(Saved entries)
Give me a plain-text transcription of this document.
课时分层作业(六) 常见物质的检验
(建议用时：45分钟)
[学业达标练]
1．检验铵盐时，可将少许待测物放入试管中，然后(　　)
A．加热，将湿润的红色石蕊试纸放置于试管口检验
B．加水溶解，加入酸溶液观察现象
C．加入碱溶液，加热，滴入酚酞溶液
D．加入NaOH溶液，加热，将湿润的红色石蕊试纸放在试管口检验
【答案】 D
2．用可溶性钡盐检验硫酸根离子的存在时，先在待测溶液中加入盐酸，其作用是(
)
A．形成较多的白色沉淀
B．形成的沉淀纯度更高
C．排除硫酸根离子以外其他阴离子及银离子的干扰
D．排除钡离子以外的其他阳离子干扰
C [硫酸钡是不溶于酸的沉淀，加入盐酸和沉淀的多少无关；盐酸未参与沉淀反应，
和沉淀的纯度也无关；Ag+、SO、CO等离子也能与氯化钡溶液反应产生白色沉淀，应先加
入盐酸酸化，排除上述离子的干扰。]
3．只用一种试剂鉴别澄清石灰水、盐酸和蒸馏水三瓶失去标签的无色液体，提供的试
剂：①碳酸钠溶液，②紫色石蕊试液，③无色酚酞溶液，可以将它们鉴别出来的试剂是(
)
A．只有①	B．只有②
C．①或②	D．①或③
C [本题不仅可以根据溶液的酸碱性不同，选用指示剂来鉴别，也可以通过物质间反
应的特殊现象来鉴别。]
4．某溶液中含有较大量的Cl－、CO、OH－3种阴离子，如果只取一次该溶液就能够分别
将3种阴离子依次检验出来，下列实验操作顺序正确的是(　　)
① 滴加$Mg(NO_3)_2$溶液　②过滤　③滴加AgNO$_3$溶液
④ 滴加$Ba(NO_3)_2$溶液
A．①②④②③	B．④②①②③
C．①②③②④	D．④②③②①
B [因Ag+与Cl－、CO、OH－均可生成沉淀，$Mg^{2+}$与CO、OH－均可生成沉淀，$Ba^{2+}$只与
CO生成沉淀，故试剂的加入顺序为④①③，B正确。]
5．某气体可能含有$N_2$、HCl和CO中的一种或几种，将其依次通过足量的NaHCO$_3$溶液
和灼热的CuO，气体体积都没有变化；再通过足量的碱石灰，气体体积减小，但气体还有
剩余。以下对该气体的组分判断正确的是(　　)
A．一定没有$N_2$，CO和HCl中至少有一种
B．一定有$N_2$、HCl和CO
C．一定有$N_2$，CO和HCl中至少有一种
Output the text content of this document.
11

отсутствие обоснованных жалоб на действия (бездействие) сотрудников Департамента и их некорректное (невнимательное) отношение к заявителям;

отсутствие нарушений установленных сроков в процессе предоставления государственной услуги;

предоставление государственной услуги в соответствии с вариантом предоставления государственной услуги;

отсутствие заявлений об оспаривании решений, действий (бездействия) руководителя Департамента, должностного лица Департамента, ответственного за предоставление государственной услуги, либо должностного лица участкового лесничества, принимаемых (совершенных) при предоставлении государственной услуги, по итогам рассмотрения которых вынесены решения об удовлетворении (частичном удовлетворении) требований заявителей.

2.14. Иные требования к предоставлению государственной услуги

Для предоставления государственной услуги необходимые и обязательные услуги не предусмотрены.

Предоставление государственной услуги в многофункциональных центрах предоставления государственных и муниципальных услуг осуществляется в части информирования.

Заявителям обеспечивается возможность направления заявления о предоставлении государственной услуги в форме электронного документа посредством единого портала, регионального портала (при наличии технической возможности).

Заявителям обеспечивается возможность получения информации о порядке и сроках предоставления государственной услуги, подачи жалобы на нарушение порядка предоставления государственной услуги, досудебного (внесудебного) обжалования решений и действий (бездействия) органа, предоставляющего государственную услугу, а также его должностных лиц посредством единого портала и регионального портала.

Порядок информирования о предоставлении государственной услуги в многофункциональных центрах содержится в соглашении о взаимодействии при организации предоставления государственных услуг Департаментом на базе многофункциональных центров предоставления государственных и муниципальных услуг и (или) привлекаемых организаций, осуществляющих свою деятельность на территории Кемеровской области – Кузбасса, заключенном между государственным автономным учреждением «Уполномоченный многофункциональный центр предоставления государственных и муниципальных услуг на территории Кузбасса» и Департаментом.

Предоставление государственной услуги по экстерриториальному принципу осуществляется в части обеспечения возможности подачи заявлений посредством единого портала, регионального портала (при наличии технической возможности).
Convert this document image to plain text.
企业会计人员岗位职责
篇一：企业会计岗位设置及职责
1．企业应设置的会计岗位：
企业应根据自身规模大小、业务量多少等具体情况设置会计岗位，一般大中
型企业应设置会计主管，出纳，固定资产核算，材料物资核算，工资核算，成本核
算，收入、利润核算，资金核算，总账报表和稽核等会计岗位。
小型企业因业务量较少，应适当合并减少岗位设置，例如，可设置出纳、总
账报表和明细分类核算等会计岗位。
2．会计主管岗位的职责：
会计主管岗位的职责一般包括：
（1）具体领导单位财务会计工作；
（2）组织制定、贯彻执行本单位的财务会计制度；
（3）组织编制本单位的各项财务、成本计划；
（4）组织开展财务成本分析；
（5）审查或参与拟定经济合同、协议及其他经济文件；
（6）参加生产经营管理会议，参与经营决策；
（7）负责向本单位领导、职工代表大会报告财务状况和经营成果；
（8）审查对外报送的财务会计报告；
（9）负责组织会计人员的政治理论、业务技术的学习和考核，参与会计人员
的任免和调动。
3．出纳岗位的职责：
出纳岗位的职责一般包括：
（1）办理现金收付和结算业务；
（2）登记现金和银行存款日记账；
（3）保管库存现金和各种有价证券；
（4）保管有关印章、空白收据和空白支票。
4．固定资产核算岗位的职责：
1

> **WORK TO DO**
Make an exact copy of the listing, including every line.

> **EXERCISE OUTPUT**
Give me a plain-text transcription of this document.
课时分层作业(六) 常见物质的检验
(建议用时：45分钟)
[学业达标练]
1．检验铵盐时，可将少许待测物放入试管中，然后(　　)
A．加热，将湿润的红色石蕊试纸放置于试管口检验
B．加水溶解，加入酸溶液观察现象
C．加入碱溶液，加热，滴入酚酞溶液
D．加入NaOH溶液，加热，将湿润的红色石蕊试纸放在试管口检验
【答案】 D
2．用可溶性钡盐检验硫酸根离子的存在时，先在待测溶液中加入盐酸，其作用是(
)
A．形成较多的白色沉淀
B．形成的沉淀纯度更高
C．排除硫酸根离子以外其他阴离子及银离子的干扰
D．排除钡离子以外的其他阳离子干扰
C [硫酸钡是不溶于酸的沉淀，加入盐酸和沉淀的多少无关；盐酸未参与沉淀反应，
和沉淀的纯度也无关；Ag+、SO、CO等离子也能与氯化钡溶液反应产生白色沉淀，应先加
入盐酸酸化，排除上述离子的干扰。]
3．只用一种试剂鉴别澄清石灰水、盐酸和蒸馏水三瓶失去标签的无色液体，提供的试
剂：①碳酸钠溶液，②紫色石蕊试液，③无色酚酞溶液，可以将它们鉴别出来的试剂是(
)
A．只有①	B．只有②
C．①或②	D．①或③
C [本题不仅可以根据溶液的酸碱性不同，选用指示剂来鉴别，也可以通过物质间反
应的特殊现象来鉴别。]
4．某溶液中含有较大量的Cl－、CO、OH－3种阴离子，如果只取一次该溶液就能够分别
将3种阴离子依次检验出来，下列实验操作顺序正确的是(　　)
① 滴加$Mg(NO_3)_2$溶液　②过滤　③滴加AgNO$_3$溶液
④ 滴加$Ba(NO_3)_2$溶液
A．①②④②③	B．④②①②③
C．①②③②④	D．④②③②①
B [因Ag+与Cl－、CO、OH－均可生成沉淀，$Mg^{2+}$与CO、OH－均可生成沉淀，$Ba^{2+}$只与
CO生成沉淀，故试剂的加入顺序为④①③，B正确。]
5．某气体可能含有$N_2$、HCl和CO中的一种或几种，将其依次通过足量的NaHCO$_3$溶液
和灼热的CuO，气体体积都没有变化；再通过足量的碱石灰，气体体积减小，但气体还有
剩余。以下对该气体的组分判断正确的是(　　)
A．一定没有$N_2$，CO和HCl中至少有一种
B．一定有$N_2$、HCl和CO
C．一定有$N_2$，CO和HCl中至少有一种
Output the text content of this document.
11

отсутствие обоснованных жалоб на действия (бездействие) сотрудников Департамента и их некорректное (невнимательное) отношение к заявителям;

отсутствие нарушений установленных сроков в процессе предоставления государственной услуги;

предоставление государственной услуги в соответствии с вариантом предоставления государственной услуги;

отсутствие заявлений об оспаривании решений, действий (бездействия) руководителя Департамента, должностного лица Департамента, ответственного за предоставление государственной услуги, либо должностного лица участкового лесничества, принимаемых (совершенных) при предоставлении государственной услуги, по итогам рассмотрения которых вынесены решения об удовлетворении (частичном удовлетворении) требований заявителей.

2.14. Иные требования к предоставлению государственной услуги

Для предоставления государственной услуги необходимые и обязательные услуги не предусмотрены.

Предоставление государственной услуги в многофункциональных центрах предоставления государственных и муниципальных услуг осуществляется в части информирования.

Заявителям обеспечивается возможность направления заявления о предоставлении государственной услуги в форме электронного документа посредством единого портала, регионального портала (при наличии технической возможности).

Заявителям обеспечивается возможность получения информации о порядке и сроках предоставления государственной услуги, подачи жалобы на нарушение порядка предоставления государственной услуги, досудебного (внесудебного) обжалования решений и действий (бездействия) органа, предоставляющего государственную услугу, а также его должностных лиц посредством единого портала и регионального портала.

Порядок информирования о предоставлении государственной услуги в многофункциональных центрах содержится в соглашении о взаимодействии при организации предоставления государственных услуг Департаментом на базе многофункциональных центров предоставления государственных и муниципальных услуг и (или) привлекаемых организаций, осуществляющих свою деятельность на территории Кемеровской области – Кузбасса, заключенном между государственным автономным учреждением «Уполномоченный многофункциональный центр предоставления государственных и муниципальных услуг на территории Кузбасса» и Департаментом.

Предоставление государственной услуги по экстерриториальному принципу осуществляется в части обеспечения возможности подачи заявлений посредством единого портала, регионального портала (при наличии технической возможности).
Convert this document image to plain text.
企业会计人员岗位职责
篇一：企业会计岗位设置及职责
1．企业应设置的会计岗位：
企业应根据自身规模大小、业务量多少等具体情况设置会计岗位，一般大中
型企业应设置会计主管，出纳，固定资产核算，材料物资核算，工资核算，成本核
算，收入、利润核算，资金核算，总账报表和稽核等会计岗位。
小型企业因业务量较少，应适当合并减少岗位设置，例如，可设置出纳、总
账报表和明细分类核算等会计岗位。
2．会计主管岗位的职责：
会计主管岗位的职责一般包括：
（1）具体领导单位财务会计工作；
（2）组织制定、贯彻执行本单位的财务会计制度；
（3）组织编制本单位的各项财务、成本计划；
（4）组织开展财务成本分析；
（5）审查或参与拟定经济合同、协议及其他经济文件；
（6）参加生产经营管理会议，参与经营决策；
（7）负责向本单位领导、职工代表大会报告财务状况和经营成果；
（8）审查对外报送的财务会计报告；
（9）负责组织会计人员的政治理论、业务技术的学习和考核，参与会计人员
的任免和调动。
3．出纳岗位的职责：
出纳岗位的职责一般包括：
（1）办理现金收付和结算业务；
（2）登记现金和银行存款日记账；
（3）保管库存现金和各种有价证券；
（4）保管有关印章、空白收据和空白支票。
4．固定资产核算岗位的职责：
1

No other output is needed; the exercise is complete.